Task details: Restate the data word for word and leave the images out.

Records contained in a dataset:

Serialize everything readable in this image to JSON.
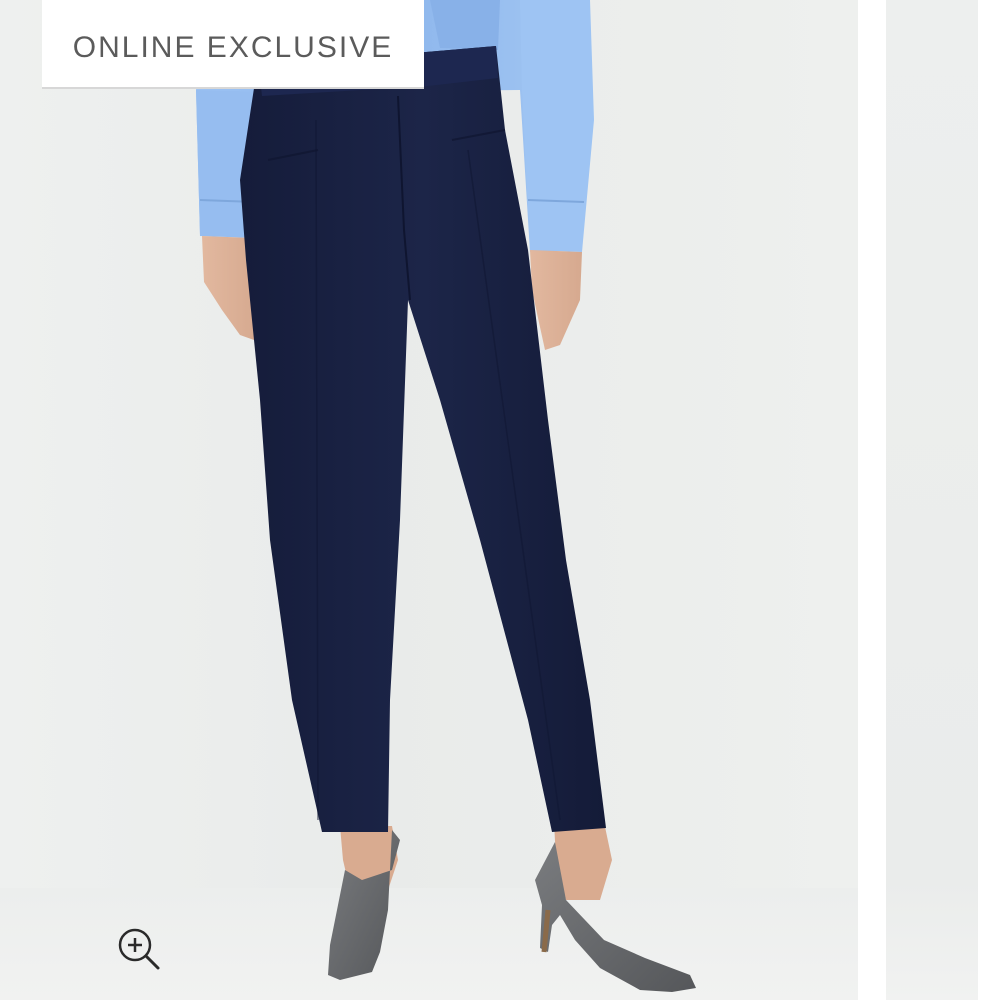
{
  "badge": {
    "label": "ONLINE EXCLUSIVE"
  },
  "zoom_button": {
    "icon": "zoom-in-icon"
  },
  "colors": {
    "background": "#eceeed",
    "shirt": "#8fb8ee",
    "pants": "#1a2346",
    "shoes": "#6a6c6f",
    "badge_text": "#5b5b5b"
  }
}
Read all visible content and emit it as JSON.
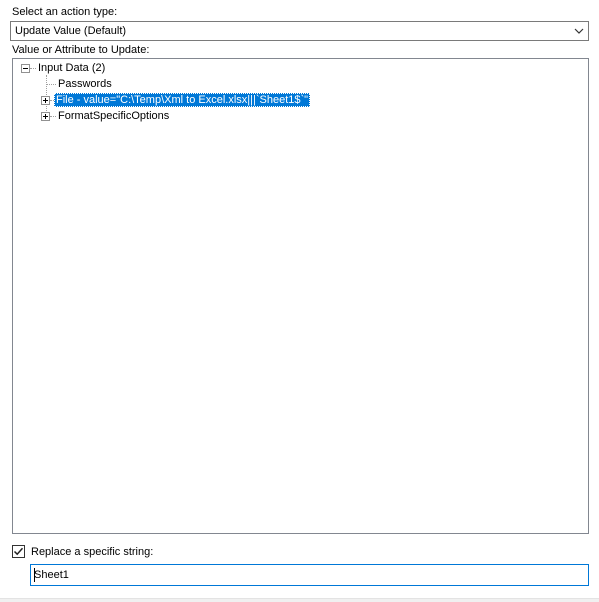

Reply to the exercise:
Serialize everything readable in this image to JSON.
{
  "badge": {
    "label": "ONLINE EXCLUSIVE"
  },
  "zoom_button": {
    "icon": "zoom-in-icon"
  },
  "colors": {
    "background": "#eceeed",
    "shirt": "#8fb8ee",
    "pants": "#1a2346",
    "shoes": "#6a6c6f",
    "badge_text": "#5b5b5b"
  }
}
Read all visible content and emit it as JSON.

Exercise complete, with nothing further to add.